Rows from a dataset
►
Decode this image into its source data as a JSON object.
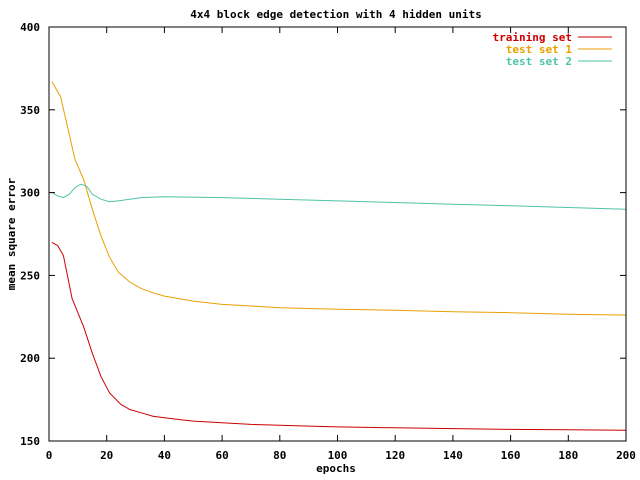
{
  "chart_data": {
    "type": "line",
    "title": "4x4 block edge detection with 4 hidden units",
    "xlabel": "epochs",
    "ylabel": "mean square error",
    "xlim": [
      0,
      200
    ],
    "ylim": [
      150,
      400
    ],
    "xticks": [
      0,
      20,
      40,
      60,
      80,
      100,
      120,
      140,
      160,
      180,
      200
    ],
    "yticks": [
      150,
      200,
      250,
      300,
      350,
      400
    ],
    "grid": false,
    "legend_position": "top-right",
    "series": [
      {
        "name": "training set",
        "color": "#cc0000",
        "x": [
          1,
          3,
          5,
          8,
          12,
          15,
          18,
          21,
          25,
          28,
          32,
          36,
          40,
          45,
          50,
          60,
          70,
          80,
          90,
          100,
          120,
          140,
          160,
          180,
          200
        ],
        "y": [
          270,
          268,
          262,
          236,
          219,
          203,
          189,
          179,
          172,
          169,
          167,
          165,
          164,
          163,
          162,
          161,
          160,
          159.5,
          159,
          158.5,
          158,
          157.5,
          157,
          156.8,
          156.5
        ]
      },
      {
        "name": "test set 1",
        "color": "#e8a000",
        "x": [
          1,
          4,
          6,
          9,
          12,
          15,
          18,
          21,
          24,
          28,
          32,
          36,
          40,
          45,
          50,
          60,
          70,
          80,
          90,
          100,
          120,
          140,
          160,
          180,
          200
        ],
        "y": [
          367,
          358,
          343,
          320,
          308,
          290,
          274,
          261,
          252,
          246,
          242,
          239.5,
          237.5,
          236,
          234.5,
          232.5,
          231.5,
          230.5,
          230,
          229.5,
          229,
          228,
          227.5,
          226.5,
          226
        ]
      },
      {
        "name": "test set 2",
        "color": "#4ec4a8",
        "x": [
          1,
          3,
          5,
          7,
          9,
          11,
          13,
          15,
          18,
          21,
          24,
          28,
          32,
          40,
          60,
          80,
          100,
          120,
          140,
          160,
          180,
          200
        ],
        "y": [
          300,
          298,
          297,
          299,
          303,
          305,
          304,
          299,
          296,
          294.5,
          295,
          296,
          297,
          297.5,
          297,
          296,
          295,
          294,
          293,
          292,
          291,
          290
        ]
      }
    ]
  }
}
◄
Lines from the records above that hold "name" are the ones to list.

        "name": "training set",
        "name": "test set 1",
        "name": "test set 2",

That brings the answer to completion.